▸ **Directions**: In the records below, find each line containing the word "darkgray" and copy it.

▸ **Provided records**:
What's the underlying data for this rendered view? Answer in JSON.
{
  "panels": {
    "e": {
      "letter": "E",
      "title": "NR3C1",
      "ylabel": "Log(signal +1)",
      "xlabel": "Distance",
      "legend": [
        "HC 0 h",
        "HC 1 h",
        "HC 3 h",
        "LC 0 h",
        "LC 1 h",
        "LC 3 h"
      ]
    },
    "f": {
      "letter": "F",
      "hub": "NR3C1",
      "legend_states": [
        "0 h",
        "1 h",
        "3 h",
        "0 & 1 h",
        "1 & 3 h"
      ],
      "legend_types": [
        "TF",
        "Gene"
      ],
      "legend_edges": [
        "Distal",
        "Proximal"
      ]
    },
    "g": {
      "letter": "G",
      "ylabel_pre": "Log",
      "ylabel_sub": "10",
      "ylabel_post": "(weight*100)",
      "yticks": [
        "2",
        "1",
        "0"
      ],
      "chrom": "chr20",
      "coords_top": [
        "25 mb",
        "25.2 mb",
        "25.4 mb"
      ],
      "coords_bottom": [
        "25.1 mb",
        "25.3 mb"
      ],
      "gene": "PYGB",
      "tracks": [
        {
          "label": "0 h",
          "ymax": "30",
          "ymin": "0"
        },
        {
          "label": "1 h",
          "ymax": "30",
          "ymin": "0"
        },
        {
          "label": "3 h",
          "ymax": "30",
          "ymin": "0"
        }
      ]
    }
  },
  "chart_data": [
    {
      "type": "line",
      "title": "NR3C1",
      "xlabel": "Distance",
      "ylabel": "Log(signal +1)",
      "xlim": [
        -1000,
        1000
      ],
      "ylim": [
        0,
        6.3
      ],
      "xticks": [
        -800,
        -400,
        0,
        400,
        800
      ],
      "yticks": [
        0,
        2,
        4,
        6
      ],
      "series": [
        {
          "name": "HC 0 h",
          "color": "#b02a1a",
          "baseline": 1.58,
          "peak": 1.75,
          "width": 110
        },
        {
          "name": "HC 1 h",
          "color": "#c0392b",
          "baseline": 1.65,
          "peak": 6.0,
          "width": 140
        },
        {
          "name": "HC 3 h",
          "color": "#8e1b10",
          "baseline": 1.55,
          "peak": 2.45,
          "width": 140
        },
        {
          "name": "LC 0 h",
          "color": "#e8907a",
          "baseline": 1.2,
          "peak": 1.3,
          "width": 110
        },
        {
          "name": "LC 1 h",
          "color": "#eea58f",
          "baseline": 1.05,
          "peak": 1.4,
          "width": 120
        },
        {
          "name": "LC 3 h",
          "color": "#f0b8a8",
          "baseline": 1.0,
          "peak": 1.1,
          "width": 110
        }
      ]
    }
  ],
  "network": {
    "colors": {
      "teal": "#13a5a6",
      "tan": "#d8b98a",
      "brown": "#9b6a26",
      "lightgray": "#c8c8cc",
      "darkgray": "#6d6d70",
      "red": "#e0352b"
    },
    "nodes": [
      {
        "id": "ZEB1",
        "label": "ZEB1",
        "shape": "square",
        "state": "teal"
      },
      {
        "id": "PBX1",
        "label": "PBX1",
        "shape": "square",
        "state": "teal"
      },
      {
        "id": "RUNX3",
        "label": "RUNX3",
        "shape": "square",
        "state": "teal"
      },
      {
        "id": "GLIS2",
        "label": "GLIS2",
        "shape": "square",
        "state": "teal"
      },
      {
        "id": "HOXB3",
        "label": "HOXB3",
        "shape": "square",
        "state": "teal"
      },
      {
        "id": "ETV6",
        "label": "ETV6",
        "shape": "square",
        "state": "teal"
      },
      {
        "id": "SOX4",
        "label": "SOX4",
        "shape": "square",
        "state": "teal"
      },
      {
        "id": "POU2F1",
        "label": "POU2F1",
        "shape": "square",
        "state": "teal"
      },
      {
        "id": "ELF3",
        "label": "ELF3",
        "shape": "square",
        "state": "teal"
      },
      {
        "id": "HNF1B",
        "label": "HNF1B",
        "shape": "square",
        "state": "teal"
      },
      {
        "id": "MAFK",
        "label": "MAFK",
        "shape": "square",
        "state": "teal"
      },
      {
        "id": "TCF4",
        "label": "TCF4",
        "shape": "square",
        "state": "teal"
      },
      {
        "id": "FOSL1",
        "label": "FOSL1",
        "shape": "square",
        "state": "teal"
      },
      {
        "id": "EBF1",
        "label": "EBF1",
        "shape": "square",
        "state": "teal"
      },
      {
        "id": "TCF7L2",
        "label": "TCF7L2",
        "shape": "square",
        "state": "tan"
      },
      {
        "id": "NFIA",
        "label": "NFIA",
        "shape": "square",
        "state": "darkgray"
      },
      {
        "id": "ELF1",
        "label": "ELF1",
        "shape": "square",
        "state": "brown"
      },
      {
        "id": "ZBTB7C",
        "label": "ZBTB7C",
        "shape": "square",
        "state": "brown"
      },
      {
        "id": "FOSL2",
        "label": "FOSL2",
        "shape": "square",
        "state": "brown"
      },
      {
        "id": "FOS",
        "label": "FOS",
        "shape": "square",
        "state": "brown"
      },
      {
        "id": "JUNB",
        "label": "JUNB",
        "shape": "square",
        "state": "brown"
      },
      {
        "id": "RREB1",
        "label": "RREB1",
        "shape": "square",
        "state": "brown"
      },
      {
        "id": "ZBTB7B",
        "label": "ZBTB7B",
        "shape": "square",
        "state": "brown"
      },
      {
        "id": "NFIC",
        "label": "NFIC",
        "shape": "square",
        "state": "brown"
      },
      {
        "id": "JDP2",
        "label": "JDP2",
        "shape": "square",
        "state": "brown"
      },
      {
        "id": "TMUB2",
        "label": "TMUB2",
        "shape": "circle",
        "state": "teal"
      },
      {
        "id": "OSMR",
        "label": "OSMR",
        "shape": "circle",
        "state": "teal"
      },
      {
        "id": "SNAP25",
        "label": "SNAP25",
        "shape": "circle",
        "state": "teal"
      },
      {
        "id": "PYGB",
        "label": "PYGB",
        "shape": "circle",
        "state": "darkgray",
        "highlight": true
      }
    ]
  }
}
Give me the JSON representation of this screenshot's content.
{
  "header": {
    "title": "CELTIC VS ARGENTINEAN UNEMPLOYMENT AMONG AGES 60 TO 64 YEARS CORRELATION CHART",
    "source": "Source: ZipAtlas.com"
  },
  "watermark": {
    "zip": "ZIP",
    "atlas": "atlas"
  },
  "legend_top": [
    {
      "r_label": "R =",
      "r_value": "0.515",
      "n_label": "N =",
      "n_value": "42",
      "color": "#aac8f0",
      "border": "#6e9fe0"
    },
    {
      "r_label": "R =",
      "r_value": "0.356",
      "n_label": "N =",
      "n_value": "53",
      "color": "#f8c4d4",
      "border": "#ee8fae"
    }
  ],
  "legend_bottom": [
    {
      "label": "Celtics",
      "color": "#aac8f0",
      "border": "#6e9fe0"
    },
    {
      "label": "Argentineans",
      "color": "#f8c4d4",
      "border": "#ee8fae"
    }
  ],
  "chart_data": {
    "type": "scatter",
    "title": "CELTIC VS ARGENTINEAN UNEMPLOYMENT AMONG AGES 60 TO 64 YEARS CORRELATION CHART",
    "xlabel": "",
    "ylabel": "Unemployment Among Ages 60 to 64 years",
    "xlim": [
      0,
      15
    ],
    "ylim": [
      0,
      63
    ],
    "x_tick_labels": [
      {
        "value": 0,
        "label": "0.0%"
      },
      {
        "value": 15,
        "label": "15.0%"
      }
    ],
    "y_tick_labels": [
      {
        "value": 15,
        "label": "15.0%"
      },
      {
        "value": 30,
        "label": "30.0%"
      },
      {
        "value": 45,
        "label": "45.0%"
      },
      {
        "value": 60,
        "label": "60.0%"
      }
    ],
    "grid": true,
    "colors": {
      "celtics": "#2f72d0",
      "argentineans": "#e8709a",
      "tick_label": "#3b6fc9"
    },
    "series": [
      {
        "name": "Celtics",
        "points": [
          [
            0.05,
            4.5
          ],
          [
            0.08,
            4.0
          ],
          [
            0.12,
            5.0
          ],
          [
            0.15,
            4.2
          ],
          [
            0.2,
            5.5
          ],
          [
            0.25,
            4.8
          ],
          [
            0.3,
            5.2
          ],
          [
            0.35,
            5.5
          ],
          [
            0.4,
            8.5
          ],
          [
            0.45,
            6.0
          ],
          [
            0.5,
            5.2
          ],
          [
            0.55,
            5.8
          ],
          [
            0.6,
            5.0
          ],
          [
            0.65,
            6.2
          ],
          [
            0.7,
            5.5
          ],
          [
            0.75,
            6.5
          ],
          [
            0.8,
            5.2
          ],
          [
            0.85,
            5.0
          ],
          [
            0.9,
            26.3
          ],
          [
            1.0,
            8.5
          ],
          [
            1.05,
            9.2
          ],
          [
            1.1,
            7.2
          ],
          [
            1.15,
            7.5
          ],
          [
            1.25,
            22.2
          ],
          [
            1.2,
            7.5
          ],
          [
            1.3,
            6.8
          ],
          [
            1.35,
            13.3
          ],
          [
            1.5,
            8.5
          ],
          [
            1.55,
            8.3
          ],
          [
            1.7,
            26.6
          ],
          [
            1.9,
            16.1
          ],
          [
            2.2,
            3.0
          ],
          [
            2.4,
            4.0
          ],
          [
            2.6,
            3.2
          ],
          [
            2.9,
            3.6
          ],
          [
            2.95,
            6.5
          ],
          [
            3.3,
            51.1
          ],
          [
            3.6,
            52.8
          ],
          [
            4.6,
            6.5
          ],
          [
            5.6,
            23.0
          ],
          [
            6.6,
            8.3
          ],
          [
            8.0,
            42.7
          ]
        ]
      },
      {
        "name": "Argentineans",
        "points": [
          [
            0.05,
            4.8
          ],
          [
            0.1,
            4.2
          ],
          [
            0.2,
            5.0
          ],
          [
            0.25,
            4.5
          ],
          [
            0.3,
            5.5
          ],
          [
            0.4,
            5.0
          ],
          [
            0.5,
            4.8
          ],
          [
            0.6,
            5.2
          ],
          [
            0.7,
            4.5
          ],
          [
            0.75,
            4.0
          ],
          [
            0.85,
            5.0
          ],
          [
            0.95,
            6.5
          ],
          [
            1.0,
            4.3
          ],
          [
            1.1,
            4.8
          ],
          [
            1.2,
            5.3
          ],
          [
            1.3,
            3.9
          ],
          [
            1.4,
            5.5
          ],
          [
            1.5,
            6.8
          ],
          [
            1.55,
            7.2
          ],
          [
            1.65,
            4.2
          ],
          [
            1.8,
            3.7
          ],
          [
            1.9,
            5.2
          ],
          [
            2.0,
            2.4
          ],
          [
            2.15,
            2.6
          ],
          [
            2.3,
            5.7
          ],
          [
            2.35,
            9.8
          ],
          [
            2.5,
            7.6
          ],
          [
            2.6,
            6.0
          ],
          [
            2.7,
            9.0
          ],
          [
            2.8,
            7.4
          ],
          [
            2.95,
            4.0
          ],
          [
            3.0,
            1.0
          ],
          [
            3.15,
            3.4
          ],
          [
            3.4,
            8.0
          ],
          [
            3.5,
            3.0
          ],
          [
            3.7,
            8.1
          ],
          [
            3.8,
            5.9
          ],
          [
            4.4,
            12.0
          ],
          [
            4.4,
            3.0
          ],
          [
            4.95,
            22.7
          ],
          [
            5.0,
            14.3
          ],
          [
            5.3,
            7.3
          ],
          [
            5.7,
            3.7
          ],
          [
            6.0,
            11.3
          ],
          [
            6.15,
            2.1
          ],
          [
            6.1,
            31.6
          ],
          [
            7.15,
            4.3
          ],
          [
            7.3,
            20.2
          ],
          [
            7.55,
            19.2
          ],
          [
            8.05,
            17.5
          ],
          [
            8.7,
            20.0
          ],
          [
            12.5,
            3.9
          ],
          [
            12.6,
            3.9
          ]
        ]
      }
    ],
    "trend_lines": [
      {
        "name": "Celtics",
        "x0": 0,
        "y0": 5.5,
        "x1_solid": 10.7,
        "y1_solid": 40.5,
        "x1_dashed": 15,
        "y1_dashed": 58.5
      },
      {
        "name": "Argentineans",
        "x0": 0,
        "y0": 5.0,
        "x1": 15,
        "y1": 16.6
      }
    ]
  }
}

▸ **Solution for this task**:
      "darkgray": "#6d6d70",
        "state": "darkgray"
        "state": "darkgray",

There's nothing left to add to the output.